WHAT YOU WILL DO ▸ Please check the forum thread on Shimano component compatibility below: which components does it say cannot be used with anything else?

EXTRACT PROVIDED ▸
It's fine. All of Shimano's drivetrain stuff is cross-compatible with some exceptions.
-10-speed mountain bike components can not be used with anything else.
-some Dura-Ace model years were weird. Do more research.
-I have no idea about the electronic stuff; I think it's its own little world.

My nicer bike has Ultegra shifters from about a generation ago with mostly 1999 105, and a current 105 rear derailleur. Aside from some misbehavior directly attributable to chainring wear, it works great.


----------



## Senior Biker

Hi, New member here. I consider the 105 to be the start of the quality equipment. That does not mean it is poor by any stretch, but the higher end Shimanos will have some preferred qualities. Persoanlly, I am moving over to SRAM. Their APEX is pretty much equal to the 105, but I think a small cut above. I particularly like the SRAM 1 control vs. Shimano's double. i think it is easier shifting left/ right. The SRAM Rival is pretty much comperable to the Shimano Ultegra.

Senir Biker


----------



## vladvm

just follow the 5mph rule. that should make your choice easier and have more bang for your buck. using the wrong components will NOT make you faster.


----------



## Silvercall

New member and really new to road bikes, I just picked up a 2009 Specalized Allez and it has Tiagra rear derailleurs and everything else appears to be Sora. As a beginner in the sport I assume that I should be okay With the Sora components or should I really invest in something more?

DATASET EXCERPTS ▸
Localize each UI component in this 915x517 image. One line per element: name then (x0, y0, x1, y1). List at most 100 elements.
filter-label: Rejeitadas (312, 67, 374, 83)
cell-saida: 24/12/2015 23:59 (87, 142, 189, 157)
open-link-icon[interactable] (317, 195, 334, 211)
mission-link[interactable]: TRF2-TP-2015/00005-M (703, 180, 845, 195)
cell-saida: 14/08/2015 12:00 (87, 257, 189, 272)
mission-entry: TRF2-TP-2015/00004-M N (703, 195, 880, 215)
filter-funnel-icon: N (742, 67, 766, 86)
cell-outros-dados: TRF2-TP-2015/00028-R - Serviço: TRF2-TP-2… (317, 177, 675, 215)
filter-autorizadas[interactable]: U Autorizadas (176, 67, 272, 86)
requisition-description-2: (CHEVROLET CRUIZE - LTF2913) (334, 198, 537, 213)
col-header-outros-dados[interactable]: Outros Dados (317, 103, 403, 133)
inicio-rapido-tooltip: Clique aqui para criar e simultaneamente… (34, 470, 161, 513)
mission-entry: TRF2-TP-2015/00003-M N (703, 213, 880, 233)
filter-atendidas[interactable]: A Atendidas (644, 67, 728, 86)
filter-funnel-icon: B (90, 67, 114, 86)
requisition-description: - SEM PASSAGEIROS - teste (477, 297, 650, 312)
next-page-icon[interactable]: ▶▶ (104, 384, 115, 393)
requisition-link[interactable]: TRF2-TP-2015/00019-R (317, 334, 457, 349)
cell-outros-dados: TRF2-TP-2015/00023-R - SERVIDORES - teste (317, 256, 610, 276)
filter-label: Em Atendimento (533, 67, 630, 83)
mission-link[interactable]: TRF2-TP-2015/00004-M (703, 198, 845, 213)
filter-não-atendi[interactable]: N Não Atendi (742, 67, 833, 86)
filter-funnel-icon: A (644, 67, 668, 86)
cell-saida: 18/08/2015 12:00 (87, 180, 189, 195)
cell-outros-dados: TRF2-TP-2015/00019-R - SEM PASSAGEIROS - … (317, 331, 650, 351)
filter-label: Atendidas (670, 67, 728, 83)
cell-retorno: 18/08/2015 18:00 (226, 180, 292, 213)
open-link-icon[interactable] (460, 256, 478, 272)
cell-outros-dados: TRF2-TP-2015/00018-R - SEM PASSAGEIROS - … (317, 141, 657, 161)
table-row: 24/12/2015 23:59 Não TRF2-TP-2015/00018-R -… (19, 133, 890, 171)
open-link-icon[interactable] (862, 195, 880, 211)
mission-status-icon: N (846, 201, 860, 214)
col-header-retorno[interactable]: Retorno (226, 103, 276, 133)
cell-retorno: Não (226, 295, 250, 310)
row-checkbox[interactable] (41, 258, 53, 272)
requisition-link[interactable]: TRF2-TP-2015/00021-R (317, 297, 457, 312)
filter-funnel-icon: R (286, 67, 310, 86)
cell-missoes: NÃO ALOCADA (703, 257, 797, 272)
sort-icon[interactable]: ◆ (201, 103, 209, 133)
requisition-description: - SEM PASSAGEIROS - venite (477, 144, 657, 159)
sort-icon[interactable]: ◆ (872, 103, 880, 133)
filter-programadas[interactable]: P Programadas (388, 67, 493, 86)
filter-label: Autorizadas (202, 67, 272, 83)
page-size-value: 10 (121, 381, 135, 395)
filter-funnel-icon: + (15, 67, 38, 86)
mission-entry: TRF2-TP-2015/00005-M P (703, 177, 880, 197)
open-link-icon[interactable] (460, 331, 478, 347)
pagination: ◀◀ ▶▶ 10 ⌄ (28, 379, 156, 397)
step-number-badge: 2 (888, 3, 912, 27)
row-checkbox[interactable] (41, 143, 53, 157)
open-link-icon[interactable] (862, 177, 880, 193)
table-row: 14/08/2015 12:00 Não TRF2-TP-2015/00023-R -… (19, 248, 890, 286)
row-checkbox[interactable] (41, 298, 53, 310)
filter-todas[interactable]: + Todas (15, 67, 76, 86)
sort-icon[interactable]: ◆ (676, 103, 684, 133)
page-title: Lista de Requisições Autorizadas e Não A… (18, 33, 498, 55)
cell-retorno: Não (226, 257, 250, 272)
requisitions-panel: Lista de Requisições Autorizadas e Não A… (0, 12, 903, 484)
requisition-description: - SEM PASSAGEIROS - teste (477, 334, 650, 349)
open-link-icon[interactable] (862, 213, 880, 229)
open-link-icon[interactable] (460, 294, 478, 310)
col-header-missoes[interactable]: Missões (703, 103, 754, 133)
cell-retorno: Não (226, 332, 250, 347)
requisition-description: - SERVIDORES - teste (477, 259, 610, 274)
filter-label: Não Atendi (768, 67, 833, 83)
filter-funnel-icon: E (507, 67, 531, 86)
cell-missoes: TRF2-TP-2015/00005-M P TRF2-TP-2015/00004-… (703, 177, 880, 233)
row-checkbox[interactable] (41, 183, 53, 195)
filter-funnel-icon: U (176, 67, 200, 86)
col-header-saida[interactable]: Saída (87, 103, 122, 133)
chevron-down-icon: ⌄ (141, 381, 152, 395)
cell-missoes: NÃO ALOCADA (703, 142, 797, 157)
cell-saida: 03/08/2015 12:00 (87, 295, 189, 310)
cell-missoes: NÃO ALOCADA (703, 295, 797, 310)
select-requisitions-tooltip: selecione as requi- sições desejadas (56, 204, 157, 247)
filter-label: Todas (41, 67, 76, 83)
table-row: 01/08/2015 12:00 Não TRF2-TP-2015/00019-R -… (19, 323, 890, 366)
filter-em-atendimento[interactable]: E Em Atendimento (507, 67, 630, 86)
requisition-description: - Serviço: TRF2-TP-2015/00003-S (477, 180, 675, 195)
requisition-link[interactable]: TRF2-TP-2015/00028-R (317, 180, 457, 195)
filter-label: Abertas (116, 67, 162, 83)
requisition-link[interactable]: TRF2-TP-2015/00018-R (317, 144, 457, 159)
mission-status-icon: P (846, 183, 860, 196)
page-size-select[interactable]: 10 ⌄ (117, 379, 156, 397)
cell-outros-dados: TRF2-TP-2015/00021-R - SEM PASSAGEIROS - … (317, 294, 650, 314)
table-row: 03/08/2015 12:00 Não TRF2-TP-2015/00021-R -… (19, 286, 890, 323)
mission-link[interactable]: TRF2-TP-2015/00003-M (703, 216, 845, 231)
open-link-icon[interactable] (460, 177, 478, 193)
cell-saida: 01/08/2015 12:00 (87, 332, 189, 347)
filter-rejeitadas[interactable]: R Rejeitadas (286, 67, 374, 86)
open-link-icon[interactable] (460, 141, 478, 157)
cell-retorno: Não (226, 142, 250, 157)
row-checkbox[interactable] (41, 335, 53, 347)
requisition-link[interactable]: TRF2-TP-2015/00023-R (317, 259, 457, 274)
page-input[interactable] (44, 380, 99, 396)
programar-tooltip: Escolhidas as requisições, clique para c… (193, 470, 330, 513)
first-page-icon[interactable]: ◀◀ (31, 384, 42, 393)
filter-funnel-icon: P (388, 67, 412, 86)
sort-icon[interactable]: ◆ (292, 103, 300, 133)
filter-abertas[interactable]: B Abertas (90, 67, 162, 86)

OUTPUT OF THE EXERCISE ▸ 10-speed mountain bike components.